Material to process:
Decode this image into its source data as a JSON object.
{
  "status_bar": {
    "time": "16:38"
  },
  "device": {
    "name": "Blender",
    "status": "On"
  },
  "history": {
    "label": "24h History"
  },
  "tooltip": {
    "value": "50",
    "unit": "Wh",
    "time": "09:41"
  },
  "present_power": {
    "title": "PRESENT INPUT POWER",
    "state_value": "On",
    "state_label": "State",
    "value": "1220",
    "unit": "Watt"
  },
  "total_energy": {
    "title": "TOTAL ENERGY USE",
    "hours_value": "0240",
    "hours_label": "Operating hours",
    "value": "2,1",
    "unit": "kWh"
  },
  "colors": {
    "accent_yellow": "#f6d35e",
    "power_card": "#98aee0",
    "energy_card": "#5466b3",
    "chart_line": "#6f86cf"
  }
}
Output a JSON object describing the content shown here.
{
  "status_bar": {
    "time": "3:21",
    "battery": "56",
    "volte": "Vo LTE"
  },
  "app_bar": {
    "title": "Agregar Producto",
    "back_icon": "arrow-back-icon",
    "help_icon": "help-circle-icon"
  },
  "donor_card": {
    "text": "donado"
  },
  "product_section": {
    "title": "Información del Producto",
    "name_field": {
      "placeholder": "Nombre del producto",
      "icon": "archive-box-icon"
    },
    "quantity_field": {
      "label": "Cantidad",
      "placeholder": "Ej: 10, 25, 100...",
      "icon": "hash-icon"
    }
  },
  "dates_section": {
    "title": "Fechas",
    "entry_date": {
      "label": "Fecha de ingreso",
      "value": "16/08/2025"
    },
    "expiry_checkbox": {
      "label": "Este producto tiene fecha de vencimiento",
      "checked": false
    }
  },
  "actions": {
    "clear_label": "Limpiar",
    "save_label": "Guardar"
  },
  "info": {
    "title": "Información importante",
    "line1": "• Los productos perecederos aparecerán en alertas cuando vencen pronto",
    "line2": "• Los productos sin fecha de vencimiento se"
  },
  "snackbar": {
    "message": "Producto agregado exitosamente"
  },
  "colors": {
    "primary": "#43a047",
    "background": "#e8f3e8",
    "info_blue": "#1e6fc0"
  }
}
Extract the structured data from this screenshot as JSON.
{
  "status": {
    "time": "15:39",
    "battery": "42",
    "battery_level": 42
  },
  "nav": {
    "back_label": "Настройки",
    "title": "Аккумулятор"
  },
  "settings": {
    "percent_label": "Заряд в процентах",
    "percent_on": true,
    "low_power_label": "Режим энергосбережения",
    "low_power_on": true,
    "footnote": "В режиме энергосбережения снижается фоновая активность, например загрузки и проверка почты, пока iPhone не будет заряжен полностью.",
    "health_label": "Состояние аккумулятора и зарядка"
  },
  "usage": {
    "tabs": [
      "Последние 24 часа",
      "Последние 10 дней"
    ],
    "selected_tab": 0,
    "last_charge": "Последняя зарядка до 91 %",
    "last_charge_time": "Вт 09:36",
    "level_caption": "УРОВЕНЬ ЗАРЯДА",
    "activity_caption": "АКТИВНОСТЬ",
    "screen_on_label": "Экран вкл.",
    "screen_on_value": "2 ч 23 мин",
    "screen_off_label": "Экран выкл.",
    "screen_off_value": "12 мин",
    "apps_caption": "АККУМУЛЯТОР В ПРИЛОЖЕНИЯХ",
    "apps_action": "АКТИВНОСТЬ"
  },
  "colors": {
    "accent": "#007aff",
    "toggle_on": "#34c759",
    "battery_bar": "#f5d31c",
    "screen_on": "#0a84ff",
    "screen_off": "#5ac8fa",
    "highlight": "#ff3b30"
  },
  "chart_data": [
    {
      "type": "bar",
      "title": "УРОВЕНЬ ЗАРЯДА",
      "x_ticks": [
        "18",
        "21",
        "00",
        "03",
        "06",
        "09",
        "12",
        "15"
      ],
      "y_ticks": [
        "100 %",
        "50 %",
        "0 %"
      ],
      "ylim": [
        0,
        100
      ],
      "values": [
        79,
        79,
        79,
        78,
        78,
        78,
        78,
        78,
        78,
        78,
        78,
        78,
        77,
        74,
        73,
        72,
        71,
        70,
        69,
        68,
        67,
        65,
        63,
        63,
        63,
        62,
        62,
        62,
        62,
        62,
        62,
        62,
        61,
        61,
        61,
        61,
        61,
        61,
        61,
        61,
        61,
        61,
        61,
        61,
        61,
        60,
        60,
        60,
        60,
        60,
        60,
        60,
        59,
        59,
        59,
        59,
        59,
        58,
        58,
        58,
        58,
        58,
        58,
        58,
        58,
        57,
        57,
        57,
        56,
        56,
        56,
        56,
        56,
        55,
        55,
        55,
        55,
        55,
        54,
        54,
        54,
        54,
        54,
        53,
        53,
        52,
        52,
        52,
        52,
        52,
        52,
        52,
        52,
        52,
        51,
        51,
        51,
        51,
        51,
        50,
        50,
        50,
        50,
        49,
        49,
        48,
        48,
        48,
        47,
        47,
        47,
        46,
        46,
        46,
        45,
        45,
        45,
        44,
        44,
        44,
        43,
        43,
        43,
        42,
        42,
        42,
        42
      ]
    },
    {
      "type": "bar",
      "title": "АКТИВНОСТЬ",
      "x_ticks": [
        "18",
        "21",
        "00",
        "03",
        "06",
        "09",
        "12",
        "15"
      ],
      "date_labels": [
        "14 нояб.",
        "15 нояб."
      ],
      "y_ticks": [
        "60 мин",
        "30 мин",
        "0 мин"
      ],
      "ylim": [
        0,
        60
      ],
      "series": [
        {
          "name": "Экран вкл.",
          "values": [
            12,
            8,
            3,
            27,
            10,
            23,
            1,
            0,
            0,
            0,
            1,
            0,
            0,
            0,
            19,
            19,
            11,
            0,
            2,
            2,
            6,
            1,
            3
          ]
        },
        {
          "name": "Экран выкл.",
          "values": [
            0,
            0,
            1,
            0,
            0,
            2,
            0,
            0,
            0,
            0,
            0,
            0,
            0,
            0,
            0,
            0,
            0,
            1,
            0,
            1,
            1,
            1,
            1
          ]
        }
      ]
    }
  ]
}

Exercise directions: From the entries above, copy every line containing the word "placeholder".

Result for this exercise:
      "placeholder": "Nombre del producto",
      "placeholder": "Ej: 10, 25, 100...",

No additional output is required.